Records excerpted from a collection
:::
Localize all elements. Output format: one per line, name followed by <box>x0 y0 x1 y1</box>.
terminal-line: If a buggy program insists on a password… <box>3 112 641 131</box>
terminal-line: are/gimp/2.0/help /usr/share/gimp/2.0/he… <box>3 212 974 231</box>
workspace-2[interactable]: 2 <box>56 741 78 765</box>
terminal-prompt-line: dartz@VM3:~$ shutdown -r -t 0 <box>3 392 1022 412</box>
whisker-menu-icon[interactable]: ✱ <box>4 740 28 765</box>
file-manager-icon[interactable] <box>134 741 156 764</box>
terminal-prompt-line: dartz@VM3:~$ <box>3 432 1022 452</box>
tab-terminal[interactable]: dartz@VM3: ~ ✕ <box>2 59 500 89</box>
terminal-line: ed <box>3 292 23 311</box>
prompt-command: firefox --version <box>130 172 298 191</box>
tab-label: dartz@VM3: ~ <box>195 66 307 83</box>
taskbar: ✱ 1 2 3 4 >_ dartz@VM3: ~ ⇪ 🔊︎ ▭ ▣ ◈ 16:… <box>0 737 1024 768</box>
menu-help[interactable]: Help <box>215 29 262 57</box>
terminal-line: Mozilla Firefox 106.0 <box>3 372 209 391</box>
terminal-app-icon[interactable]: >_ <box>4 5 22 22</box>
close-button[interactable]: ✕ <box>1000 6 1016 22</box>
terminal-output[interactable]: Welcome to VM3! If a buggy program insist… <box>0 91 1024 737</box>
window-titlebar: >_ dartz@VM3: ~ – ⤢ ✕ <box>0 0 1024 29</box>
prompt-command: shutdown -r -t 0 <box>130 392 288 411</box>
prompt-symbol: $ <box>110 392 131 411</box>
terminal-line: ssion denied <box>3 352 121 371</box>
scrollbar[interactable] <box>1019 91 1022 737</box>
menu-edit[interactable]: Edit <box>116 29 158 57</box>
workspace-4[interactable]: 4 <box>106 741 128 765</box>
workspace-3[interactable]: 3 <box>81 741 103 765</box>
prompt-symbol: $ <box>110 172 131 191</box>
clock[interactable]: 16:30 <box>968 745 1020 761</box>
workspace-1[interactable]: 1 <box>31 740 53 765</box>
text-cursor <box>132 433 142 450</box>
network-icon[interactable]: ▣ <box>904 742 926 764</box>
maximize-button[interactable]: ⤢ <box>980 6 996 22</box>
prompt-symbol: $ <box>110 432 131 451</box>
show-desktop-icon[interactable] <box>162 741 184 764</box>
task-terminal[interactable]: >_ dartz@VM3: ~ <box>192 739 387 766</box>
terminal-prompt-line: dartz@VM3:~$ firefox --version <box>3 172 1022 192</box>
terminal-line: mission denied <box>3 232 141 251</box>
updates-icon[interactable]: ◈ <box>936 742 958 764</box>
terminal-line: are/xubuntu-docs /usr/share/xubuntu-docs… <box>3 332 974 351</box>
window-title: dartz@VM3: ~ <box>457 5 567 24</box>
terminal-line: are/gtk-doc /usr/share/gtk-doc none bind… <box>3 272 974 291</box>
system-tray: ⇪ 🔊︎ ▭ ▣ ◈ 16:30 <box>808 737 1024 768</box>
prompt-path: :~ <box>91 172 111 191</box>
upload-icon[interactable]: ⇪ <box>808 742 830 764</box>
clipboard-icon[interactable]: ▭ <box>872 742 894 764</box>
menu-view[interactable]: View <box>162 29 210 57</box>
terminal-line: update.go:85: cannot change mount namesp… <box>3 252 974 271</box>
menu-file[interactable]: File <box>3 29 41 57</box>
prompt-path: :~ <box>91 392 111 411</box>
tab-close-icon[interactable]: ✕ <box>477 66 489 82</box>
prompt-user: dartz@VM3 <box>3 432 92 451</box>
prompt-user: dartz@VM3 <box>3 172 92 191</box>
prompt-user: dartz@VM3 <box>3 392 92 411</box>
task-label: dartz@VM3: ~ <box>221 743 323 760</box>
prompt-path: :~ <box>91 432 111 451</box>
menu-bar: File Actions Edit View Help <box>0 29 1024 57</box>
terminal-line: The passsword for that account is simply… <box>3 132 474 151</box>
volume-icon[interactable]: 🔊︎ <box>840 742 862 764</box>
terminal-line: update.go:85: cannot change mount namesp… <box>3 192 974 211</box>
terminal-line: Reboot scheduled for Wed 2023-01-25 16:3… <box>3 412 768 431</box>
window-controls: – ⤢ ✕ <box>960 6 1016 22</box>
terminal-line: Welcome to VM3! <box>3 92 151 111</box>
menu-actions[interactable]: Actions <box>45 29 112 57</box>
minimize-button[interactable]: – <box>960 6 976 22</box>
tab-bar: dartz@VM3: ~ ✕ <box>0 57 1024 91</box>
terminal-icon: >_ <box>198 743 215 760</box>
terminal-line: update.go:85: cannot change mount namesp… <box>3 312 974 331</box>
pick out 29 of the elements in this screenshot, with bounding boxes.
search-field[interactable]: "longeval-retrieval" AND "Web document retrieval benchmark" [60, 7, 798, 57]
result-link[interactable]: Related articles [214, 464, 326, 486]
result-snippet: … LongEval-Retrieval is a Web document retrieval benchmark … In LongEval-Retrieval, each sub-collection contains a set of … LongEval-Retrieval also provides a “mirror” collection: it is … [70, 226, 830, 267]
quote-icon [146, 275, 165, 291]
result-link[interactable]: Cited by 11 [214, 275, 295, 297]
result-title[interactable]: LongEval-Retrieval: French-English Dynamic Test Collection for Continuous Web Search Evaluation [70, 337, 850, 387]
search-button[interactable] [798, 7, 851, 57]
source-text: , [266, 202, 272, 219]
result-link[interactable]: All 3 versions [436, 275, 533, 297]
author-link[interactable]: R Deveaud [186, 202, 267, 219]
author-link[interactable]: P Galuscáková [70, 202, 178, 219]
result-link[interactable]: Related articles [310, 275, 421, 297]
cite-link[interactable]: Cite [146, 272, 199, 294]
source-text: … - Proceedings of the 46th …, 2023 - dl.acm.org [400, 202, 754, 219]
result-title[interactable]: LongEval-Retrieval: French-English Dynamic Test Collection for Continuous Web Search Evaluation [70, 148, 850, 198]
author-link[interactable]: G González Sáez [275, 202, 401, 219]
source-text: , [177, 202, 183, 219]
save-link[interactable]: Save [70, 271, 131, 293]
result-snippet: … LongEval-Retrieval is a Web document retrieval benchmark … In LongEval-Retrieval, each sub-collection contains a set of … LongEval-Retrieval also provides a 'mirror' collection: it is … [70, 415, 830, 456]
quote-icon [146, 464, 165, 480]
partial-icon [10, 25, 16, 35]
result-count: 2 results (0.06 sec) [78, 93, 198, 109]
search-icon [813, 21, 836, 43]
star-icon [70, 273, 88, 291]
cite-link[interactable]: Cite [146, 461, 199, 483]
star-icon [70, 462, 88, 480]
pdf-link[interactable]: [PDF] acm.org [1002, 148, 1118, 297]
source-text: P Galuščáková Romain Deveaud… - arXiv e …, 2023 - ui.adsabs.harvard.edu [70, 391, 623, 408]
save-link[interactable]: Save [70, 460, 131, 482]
:::
** Goal **
Copy every line of the listing above without changing anything.

** Result of the exercise **
Localize all elements. Output format: one per line, name followed by <box>x0 y0 x1 y1</box>.
terminal-line: If a buggy program insists on a password… <box>3 112 641 131</box>
terminal-line: are/gimp/2.0/help /usr/share/gimp/2.0/he… <box>3 212 974 231</box>
workspace-2[interactable]: 2 <box>56 741 78 765</box>
terminal-prompt-line: dartz@VM3:~$ shutdown -r -t 0 <box>3 392 1022 412</box>
whisker-menu-icon[interactable]: ✱ <box>4 740 28 765</box>
file-manager-icon[interactable] <box>134 741 156 764</box>
terminal-prompt-line: dartz@VM3:~$ <box>3 432 1022 452</box>
tab-terminal[interactable]: dartz@VM3: ~ ✕ <box>2 59 500 89</box>
terminal-line: ed <box>3 292 23 311</box>
prompt-command: firefox --version <box>130 172 298 191</box>
tab-label: dartz@VM3: ~ <box>195 66 307 83</box>
taskbar: ✱ 1 2 3 4 >_ dartz@VM3: ~ ⇪ 🔊︎ ▭ ▣ ◈ 16:… <box>0 737 1024 768</box>
menu-help[interactable]: Help <box>215 29 262 57</box>
terminal-line: Mozilla Firefox 106.0 <box>3 372 209 391</box>
terminal-app-icon[interactable]: >_ <box>4 5 22 22</box>
close-button[interactable]: ✕ <box>1000 6 1016 22</box>
terminal-output[interactable]: Welcome to VM3! If a buggy program insist… <box>0 91 1024 737</box>
window-titlebar: >_ dartz@VM3: ~ – ⤢ ✕ <box>0 0 1024 29</box>
prompt-command: shutdown -r -t 0 <box>130 392 288 411</box>
prompt-symbol: $ <box>110 392 131 411</box>
terminal-line: ssion denied <box>3 352 121 371</box>
scrollbar[interactable] <box>1019 91 1022 737</box>
menu-edit[interactable]: Edit <box>116 29 158 57</box>
workspace-4[interactable]: 4 <box>106 741 128 765</box>
workspace-3[interactable]: 3 <box>81 741 103 765</box>
prompt-symbol: $ <box>110 172 131 191</box>
clock[interactable]: 16:30 <box>968 745 1020 761</box>
workspace-1[interactable]: 1 <box>31 740 53 765</box>
text-cursor <box>132 433 142 450</box>
network-icon[interactable]: ▣ <box>904 742 926 764</box>
maximize-button[interactable]: ⤢ <box>980 6 996 22</box>
prompt-symbol: $ <box>110 432 131 451</box>
show-desktop-icon[interactable] <box>162 741 184 764</box>
task-terminal[interactable]: >_ dartz@VM3: ~ <box>192 739 387 766</box>
terminal-prompt-line: dartz@VM3:~$ firefox --version <box>3 172 1022 192</box>
terminal-line: mission denied <box>3 232 141 251</box>
updates-icon[interactable]: ◈ <box>936 742 958 764</box>
terminal-line: are/xubuntu-docs /usr/share/xubuntu-docs… <box>3 332 974 351</box>
window-title: dartz@VM3: ~ <box>457 5 567 24</box>
terminal-line: are/gtk-doc /usr/share/gtk-doc none bind… <box>3 272 974 291</box>
system-tray: ⇪ 🔊︎ ▭ ▣ ◈ 16:30 <box>808 737 1024 768</box>
prompt-path: :~ <box>91 172 111 191</box>
upload-icon[interactable]: ⇪ <box>808 742 830 764</box>
clipboard-icon[interactable]: ▭ <box>872 742 894 764</box>
menu-view[interactable]: View <box>162 29 210 57</box>
terminal-line: update.go:85: cannot change mount namesp… <box>3 252 974 271</box>
menu-file[interactable]: File <box>3 29 41 57</box>
prompt-path: :~ <box>91 392 111 411</box>
tab-close-icon[interactable]: ✕ <box>477 66 489 82</box>
prompt-user: dartz@VM3 <box>3 432 92 451</box>
prompt-user: dartz@VM3 <box>3 172 92 191</box>
prompt-user: dartz@VM3 <box>3 392 92 411</box>
task-label: dartz@VM3: ~ <box>221 743 323 760</box>
prompt-path: :~ <box>91 432 111 451</box>
menu-bar: File Actions Edit View Help <box>0 29 1024 57</box>
terminal-line: The passsword for that account is simply… <box>3 132 474 151</box>
volume-icon[interactable]: 🔊︎ <box>840 742 862 764</box>
terminal-line: update.go:85: cannot change mount namesp… <box>3 192 974 211</box>
terminal-line: Reboot scheduled for Wed 2023-01-25 16:3… <box>3 412 768 431</box>
window-controls: – ⤢ ✕ <box>960 6 1016 22</box>
terminal-line: Welcome to VM3! <box>3 92 151 111</box>
menu-actions[interactable]: Actions <box>45 29 112 57</box>
minimize-button[interactable]: – <box>960 6 976 22</box>
tab-bar: dartz@VM3: ~ ✕ <box>0 57 1024 91</box>
terminal-icon: >_ <box>198 743 215 760</box>
terminal-line: update.go:85: cannot change mount namesp… <box>3 312 974 331</box>
pick out 29 of the elements in this screenshot, with bounding boxes.
search-field[interactable]: "longeval-retrieval" AND "Web document retrieval benchmark" [60, 7, 798, 57]
result-link[interactable]: Related articles [214, 464, 326, 486]
result-snippet: … LongEval-Retrieval is a Web document retrieval benchmark … In LongEval-Retrieval, each sub-collection contains a set of … LongEval-Retrieval also provides a “mirror” collection: it is … [70, 226, 830, 267]
quote-icon [146, 275, 165, 291]
result-link[interactable]: Cited by 11 [214, 275, 295, 297]
result-title[interactable]: LongEval-Retrieval: French-English Dynamic Test Collection for Continuous Web Search Evaluation [70, 337, 850, 387]
search-button[interactable] [798, 7, 851, 57]
source-text: , [266, 202, 272, 219]
result-link[interactable]: All 3 versions [436, 275, 533, 297]
author-link[interactable]: R Deveaud [186, 202, 267, 219]
author-link[interactable]: P Galuscáková [70, 202, 178, 219]
result-link[interactable]: Related articles [310, 275, 421, 297]
cite-link[interactable]: Cite [146, 272, 199, 294]
source-text: … - Proceedings of the 46th …, 2023 - dl.acm.org [400, 202, 754, 219]
result-title[interactable]: LongEval-Retrieval: French-English Dynamic Test Collection for Continuous Web Search Evaluation [70, 148, 850, 198]
author-link[interactable]: G González Sáez [275, 202, 401, 219]
source-text: , [177, 202, 183, 219]
save-link[interactable]: Save [70, 271, 131, 293]
result-snippet: … LongEval-Retrieval is a Web document retrieval benchmark … In LongEval-Retrieval, each sub-collection contains a set of … LongEval-Retrieval also provides a 'mirror' collection: it is … [70, 415, 830, 456]
quote-icon [146, 464, 165, 480]
partial-icon [10, 25, 16, 35]
result-count: 2 results (0.06 sec) [78, 93, 198, 109]
search-icon [813, 21, 836, 43]
star-icon [70, 273, 88, 291]
cite-link[interactable]: Cite [146, 461, 199, 483]
star-icon [70, 462, 88, 480]
pdf-link[interactable]: [PDF] acm.org [1002, 148, 1118, 297]
source-text: P Galuščáková Romain Deveaud… - arXiv e …, 2023 - ui.adsabs.harvard.edu [70, 391, 623, 408]
save-link[interactable]: Save [70, 460, 131, 482]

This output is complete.